GIVEN EXERCISE: Reproduce the entries below in full, word for word.

* * * * * * *

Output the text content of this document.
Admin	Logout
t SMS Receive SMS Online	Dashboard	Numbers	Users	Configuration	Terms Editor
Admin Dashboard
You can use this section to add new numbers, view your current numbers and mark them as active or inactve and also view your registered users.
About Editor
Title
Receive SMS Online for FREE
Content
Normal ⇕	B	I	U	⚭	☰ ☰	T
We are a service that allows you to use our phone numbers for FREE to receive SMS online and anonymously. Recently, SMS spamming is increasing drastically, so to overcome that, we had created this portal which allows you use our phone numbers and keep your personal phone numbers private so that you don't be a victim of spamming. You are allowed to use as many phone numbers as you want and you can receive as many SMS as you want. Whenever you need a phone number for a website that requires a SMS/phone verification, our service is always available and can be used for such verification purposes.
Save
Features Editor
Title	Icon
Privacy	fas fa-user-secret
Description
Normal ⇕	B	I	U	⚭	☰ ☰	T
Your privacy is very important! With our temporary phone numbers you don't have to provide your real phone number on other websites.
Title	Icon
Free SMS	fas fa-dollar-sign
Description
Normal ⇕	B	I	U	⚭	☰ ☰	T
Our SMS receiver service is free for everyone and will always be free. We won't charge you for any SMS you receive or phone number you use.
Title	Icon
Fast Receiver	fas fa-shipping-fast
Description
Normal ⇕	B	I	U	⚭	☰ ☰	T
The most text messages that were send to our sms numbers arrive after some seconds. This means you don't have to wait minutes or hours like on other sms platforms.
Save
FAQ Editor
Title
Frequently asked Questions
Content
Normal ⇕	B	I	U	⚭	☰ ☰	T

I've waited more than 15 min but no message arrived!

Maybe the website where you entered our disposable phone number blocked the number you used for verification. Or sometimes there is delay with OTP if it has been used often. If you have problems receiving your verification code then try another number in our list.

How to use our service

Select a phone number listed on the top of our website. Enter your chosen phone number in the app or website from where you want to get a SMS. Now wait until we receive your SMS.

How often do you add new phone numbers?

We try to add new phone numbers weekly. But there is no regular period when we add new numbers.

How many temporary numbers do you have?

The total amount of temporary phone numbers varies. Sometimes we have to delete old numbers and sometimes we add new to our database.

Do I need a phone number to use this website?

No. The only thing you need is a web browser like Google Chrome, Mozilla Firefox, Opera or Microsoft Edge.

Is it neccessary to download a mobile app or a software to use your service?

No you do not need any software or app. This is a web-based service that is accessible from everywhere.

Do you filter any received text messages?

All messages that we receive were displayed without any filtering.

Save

* * * * * * *

SOLUTION TO THIS TASK:
Output the text content of this document.
Admin	Logout
t SMS Receive SMS Online	Dashboard	Numbers	Users	Configuration	Terms Editor
Admin Dashboard
You can use this section to add new numbers, view your current numbers and mark them as active or inactve and also view your registered users.
About Editor
Title
Receive SMS Online for FREE
Content
Normal ⇕	B	I	U	⚭	☰ ☰	T
We are a service that allows you to use our phone numbers for FREE to receive SMS online and anonymously. Recently, SMS spamming is increasing drastically, so to overcome that, we had created this portal which allows you use our phone numbers and keep your personal phone numbers private so that you don't be a victim of spamming. You are allowed to use as many phone numbers as you want and you can receive as many SMS as you want. Whenever you need a phone number for a website that requires a SMS/phone verification, our service is always available and can be used for such verification purposes.
Save
Features Editor
Title	Icon
Privacy	fas fa-user-secret
Description
Normal ⇕	B	I	U	⚭	☰ ☰	T
Your privacy is very important! With our temporary phone numbers you don't have to provide your real phone number on other websites.
Title	Icon
Free SMS	fas fa-dollar-sign
Description
Normal ⇕	B	I	U	⚭	☰ ☰	T
Our SMS receiver service is free for everyone and will always be free. We won't charge you for any SMS you receive or phone number you use.
Title	Icon
Fast Receiver	fas fa-shipping-fast
Description
Normal ⇕	B	I	U	⚭	☰ ☰	T
The most text messages that were send to our sms numbers arrive after some seconds. This means you don't have to wait minutes or hours like on other sms platforms.
Save
FAQ Editor
Title
Frequently asked Questions
Content
Normal ⇕	B	I	U	⚭	☰ ☰	T

I've waited more than 15 min but no message arrived!

Maybe the website where you entered our disposable phone number blocked the number you used for verification. Or sometimes there is delay with OTP if it has been used often. If you have problems receiving your verification code then try another number in our list.

How to use our service

Select a phone number listed on the top of our website. Enter your chosen phone number in the app or website from where you want to get a SMS. Now wait until we receive your SMS.

How often do you add new phone numbers?

We try to add new phone numbers weekly. But there is no regular period when we add new numbers.

How many temporary numbers do you have?

The total amount of temporary phone numbers varies. Sometimes we have to delete old numbers and sometimes we add new to our database.

Do I need a phone number to use this website?

No. The only thing you need is a web browser like Google Chrome, Mozilla Firefox, Opera or Microsoft Edge.

Is it neccessary to download a mobile app or a software to use your service?

No you do not need any software or app. This is a web-based service that is accessible from everywhere.

Do you filter any received text messages?

All messages that we receive were displayed without any filtering.

Save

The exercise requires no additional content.